(Exercise brief):
Give back the entire listing verbatim.
-- BEGIN Listing --
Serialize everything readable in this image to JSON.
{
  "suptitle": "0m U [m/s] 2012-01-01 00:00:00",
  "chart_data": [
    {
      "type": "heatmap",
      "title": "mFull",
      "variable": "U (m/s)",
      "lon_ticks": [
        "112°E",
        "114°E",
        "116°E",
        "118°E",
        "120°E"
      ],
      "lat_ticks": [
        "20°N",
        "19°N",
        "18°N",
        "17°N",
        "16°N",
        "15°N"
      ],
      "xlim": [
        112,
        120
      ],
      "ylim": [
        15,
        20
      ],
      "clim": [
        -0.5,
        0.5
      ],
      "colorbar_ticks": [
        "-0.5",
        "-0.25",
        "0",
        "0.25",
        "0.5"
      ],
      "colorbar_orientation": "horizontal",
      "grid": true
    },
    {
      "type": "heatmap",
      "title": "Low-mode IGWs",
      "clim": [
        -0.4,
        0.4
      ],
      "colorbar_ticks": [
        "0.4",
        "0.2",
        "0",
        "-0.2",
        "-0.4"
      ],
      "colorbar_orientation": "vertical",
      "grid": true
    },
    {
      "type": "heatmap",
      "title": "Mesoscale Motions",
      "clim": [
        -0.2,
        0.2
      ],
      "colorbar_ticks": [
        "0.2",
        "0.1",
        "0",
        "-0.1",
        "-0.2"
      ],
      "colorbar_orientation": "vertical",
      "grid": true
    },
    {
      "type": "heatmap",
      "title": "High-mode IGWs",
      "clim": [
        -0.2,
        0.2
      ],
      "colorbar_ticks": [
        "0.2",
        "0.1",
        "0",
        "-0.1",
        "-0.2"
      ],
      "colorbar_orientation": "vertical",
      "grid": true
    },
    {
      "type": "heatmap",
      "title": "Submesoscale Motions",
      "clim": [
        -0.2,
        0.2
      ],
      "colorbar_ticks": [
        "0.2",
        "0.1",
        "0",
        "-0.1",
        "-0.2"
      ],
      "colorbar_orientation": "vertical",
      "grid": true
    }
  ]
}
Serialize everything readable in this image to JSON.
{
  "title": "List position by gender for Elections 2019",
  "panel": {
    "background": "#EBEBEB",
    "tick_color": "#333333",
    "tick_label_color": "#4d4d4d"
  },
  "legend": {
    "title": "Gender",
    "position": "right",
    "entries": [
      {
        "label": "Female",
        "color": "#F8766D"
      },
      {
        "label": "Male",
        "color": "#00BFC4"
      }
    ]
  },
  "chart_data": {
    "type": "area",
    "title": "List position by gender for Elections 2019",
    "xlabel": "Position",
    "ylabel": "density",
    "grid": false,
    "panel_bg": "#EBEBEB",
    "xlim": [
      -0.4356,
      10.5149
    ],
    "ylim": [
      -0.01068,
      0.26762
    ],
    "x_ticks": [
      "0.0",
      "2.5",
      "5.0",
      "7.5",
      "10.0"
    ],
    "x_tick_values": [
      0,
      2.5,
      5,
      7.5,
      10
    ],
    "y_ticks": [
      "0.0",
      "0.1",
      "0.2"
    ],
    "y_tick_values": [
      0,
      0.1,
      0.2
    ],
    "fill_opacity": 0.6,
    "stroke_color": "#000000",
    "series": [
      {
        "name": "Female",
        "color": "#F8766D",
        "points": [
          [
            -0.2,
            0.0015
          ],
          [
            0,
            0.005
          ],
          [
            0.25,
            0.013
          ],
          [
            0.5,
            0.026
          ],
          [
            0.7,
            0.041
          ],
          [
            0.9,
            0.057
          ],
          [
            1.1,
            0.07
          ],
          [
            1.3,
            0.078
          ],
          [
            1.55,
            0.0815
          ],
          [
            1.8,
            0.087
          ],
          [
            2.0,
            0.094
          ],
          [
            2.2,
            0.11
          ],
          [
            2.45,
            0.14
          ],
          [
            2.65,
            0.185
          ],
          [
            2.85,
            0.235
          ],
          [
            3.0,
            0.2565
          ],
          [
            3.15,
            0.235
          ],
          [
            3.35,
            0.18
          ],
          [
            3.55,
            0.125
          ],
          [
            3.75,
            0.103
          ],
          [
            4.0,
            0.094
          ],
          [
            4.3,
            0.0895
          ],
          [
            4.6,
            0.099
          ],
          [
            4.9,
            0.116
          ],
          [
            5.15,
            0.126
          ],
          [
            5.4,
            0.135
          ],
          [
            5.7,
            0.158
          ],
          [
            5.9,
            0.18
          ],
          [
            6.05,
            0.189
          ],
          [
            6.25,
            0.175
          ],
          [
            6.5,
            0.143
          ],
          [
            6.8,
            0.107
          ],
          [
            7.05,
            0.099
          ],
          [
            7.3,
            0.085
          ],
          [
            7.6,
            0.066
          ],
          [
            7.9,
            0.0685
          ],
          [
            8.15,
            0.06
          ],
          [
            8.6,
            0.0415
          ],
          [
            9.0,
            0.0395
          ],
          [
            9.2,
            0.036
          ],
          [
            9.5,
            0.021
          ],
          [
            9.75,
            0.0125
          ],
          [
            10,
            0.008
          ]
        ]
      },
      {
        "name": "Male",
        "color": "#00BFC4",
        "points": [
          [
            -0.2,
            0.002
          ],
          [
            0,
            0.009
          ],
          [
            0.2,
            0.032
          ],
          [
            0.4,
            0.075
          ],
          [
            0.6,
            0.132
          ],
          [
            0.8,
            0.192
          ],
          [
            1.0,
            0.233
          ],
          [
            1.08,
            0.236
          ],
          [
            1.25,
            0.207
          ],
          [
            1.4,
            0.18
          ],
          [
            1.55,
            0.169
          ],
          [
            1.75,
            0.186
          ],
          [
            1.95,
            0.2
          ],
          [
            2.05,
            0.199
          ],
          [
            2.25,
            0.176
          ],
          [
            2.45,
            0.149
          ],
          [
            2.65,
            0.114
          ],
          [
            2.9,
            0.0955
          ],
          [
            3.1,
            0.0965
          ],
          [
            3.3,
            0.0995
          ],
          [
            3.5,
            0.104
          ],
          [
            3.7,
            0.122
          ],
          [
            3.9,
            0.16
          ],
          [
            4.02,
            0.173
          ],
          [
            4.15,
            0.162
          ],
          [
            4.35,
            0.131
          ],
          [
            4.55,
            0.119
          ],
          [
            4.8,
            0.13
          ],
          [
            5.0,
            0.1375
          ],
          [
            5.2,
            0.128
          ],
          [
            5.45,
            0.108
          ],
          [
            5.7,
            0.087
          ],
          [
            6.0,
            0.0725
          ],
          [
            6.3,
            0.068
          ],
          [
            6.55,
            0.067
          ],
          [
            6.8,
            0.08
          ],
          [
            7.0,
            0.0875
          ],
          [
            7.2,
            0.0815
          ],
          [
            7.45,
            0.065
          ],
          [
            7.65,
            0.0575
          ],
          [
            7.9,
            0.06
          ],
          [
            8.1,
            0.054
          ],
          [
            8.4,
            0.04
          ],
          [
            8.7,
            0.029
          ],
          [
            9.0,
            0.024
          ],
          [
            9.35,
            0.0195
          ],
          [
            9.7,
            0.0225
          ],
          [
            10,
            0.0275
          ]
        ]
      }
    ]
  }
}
-- END Listing --
(Complete output):
Serialize everything readable in this image to JSON.
{
  "suptitle": "0m U [m/s] 2012-01-01 00:00:00",
  "chart_data": [
    {
      "type": "heatmap",
      "title": "mFull",
      "variable": "U (m/s)",
      "lon_ticks": [
        "112°E",
        "114°E",
        "116°E",
        "118°E",
        "120°E"
      ],
      "lat_ticks": [
        "20°N",
        "19°N",
        "18°N",
        "17°N",
        "16°N",
        "15°N"
      ],
      "xlim": [
        112,
        120
      ],
      "ylim": [
        15,
        20
      ],
      "clim": [
        -0.5,
        0.5
      ],
      "colorbar_ticks": [
        "-0.5",
        "-0.25",
        "0",
        "0.25",
        "0.5"
      ],
      "colorbar_orientation": "horizontal",
      "grid": true
    },
    {
      "type": "heatmap",
      "title": "Low-mode IGWs",
      "clim": [
        -0.4,
        0.4
      ],
      "colorbar_ticks": [
        "0.4",
        "0.2",
        "0",
        "-0.2",
        "-0.4"
      ],
      "colorbar_orientation": "vertical",
      "grid": true
    },
    {
      "type": "heatmap",
      "title": "Mesoscale Motions",
      "clim": [
        -0.2,
        0.2
      ],
      "colorbar_ticks": [
        "0.2",
        "0.1",
        "0",
        "-0.1",
        "-0.2"
      ],
      "colorbar_orientation": "vertical",
      "grid": true
    },
    {
      "type": "heatmap",
      "title": "High-mode IGWs",
      "clim": [
        -0.2,
        0.2
      ],
      "colorbar_ticks": [
        "0.2",
        "0.1",
        "0",
        "-0.1",
        "-0.2"
      ],
      "colorbar_orientation": "vertical",
      "grid": true
    },
    {
      "type": "heatmap",
      "title": "Submesoscale Motions",
      "clim": [
        -0.2,
        0.2
      ],
      "colorbar_ticks": [
        "0.2",
        "0.1",
        "0",
        "-0.1",
        "-0.2"
      ],
      "colorbar_orientation": "vertical",
      "grid": true
    }
  ]
}
Serialize everything readable in this image to JSON.
{
  "title": "List position by gender for Elections 2019",
  "panel": {
    "background": "#EBEBEB",
    "tick_color": "#333333",
    "tick_label_color": "#4d4d4d"
  },
  "legend": {
    "title": "Gender",
    "position": "right",
    "entries": [
      {
        "label": "Female",
        "color": "#F8766D"
      },
      {
        "label": "Male",
        "color": "#00BFC4"
      }
    ]
  },
  "chart_data": {
    "type": "area",
    "title": "List position by gender for Elections 2019",
    "xlabel": "Position",
    "ylabel": "density",
    "grid": false,
    "panel_bg": "#EBEBEB",
    "xlim": [
      -0.4356,
      10.5149
    ],
    "ylim": [
      -0.01068,
      0.26762
    ],
    "x_ticks": [
      "0.0",
      "2.5",
      "5.0",
      "7.5",
      "10.0"
    ],
    "x_tick_values": [
      0,
      2.5,
      5,
      7.5,
      10
    ],
    "y_ticks": [
      "0.0",
      "0.1",
      "0.2"
    ],
    "y_tick_values": [
      0,
      0.1,
      0.2
    ],
    "fill_opacity": 0.6,
    "stroke_color": "#000000",
    "series": [
      {
        "name": "Female",
        "color": "#F8766D",
        "points": [
          [
            -0.2,
            0.0015
          ],
          [
            0,
            0.005
          ],
          [
            0.25,
            0.013
          ],
          [
            0.5,
            0.026
          ],
          [
            0.7,
            0.041
          ],
          [
            0.9,
            0.057
          ],
          [
            1.1,
            0.07
          ],
          [
            1.3,
            0.078
          ],
          [
            1.55,
            0.0815
          ],
          [
            1.8,
            0.087
          ],
          [
            2.0,
            0.094
          ],
          [
            2.2,
            0.11
          ],
          [
            2.45,
            0.14
          ],
          [
            2.65,
            0.185
          ],
          [
            2.85,
            0.235
          ],
          [
            3.0,
            0.2565
          ],
          [
            3.15,
            0.235
          ],
          [
            3.35,
            0.18
          ],
          [
            3.55,
            0.125
          ],
          [
            3.75,
            0.103
          ],
          [
            4.0,
            0.094
          ],
          [
            4.3,
            0.0895
          ],
          [
            4.6,
            0.099
          ],
          [
            4.9,
            0.116
          ],
          [
            5.15,
            0.126
          ],
          [
            5.4,
            0.135
          ],
          [
            5.7,
            0.158
          ],
          [
            5.9,
            0.18
          ],
          [
            6.05,
            0.189
          ],
          [
            6.25,
            0.175
          ],
          [
            6.5,
            0.143
          ],
          [
            6.8,
            0.107
          ],
          [
            7.05,
            0.099
          ],
          [
            7.3,
            0.085
          ],
          [
            7.6,
            0.066
          ],
          [
            7.9,
            0.0685
          ],
          [
            8.15,
            0.06
          ],
          [
            8.6,
            0.0415
          ],
          [
            9.0,
            0.0395
          ],
          [
            9.2,
            0.036
          ],
          [
            9.5,
            0.021
          ],
          [
            9.75,
            0.0125
          ],
          [
            10,
            0.008
          ]
        ]
      },
      {
        "name": "Male",
        "color": "#00BFC4",
        "points": [
          [
            -0.2,
            0.002
          ],
          [
            0,
            0.009
          ],
          [
            0.2,
            0.032
          ],
          [
            0.4,
            0.075
          ],
          [
            0.6,
            0.132
          ],
          [
            0.8,
            0.192
          ],
          [
            1.0,
            0.233
          ],
          [
            1.08,
            0.236
          ],
          [
            1.25,
            0.207
          ],
          [
            1.4,
            0.18
          ],
          [
            1.55,
            0.169
          ],
          [
            1.75,
            0.186
          ],
          [
            1.95,
            0.2
          ],
          [
            2.05,
            0.199
          ],
          [
            2.25,
            0.176
          ],
          [
            2.45,
            0.149
          ],
          [
            2.65,
            0.114
          ],
          [
            2.9,
            0.0955
          ],
          [
            3.1,
            0.0965
          ],
          [
            3.3,
            0.0995
          ],
          [
            3.5,
            0.104
          ],
          [
            3.7,
            0.122
          ],
          [
            3.9,
            0.16
          ],
          [
            4.02,
            0.173
          ],
          [
            4.15,
            0.162
          ],
          [
            4.35,
            0.131
          ],
          [
            4.55,
            0.119
          ],
          [
            4.8,
            0.13
          ],
          [
            5.0,
            0.1375
          ],
          [
            5.2,
            0.128
          ],
          [
            5.45,
            0.108
          ],
          [
            5.7,
            0.087
          ],
          [
            6.0,
            0.0725
          ],
          [
            6.3,
            0.068
          ],
          [
            6.55,
            0.067
          ],
          [
            6.8,
            0.08
          ],
          [
            7.0,
            0.0875
          ],
          [
            7.2,
            0.0815
          ],
          [
            7.45,
            0.065
          ],
          [
            7.65,
            0.0575
          ],
          [
            7.9,
            0.06
          ],
          [
            8.1,
            0.054
          ],
          [
            8.4,
            0.04
          ],
          [
            8.7,
            0.029
          ],
          [
            9.0,
            0.024
          ],
          [
            9.35,
            0.0195
          ],
          [
            9.7,
            0.0225
          ],
          [
            10,
            0.0275
          ]
        ]
      }
    ]
  }
}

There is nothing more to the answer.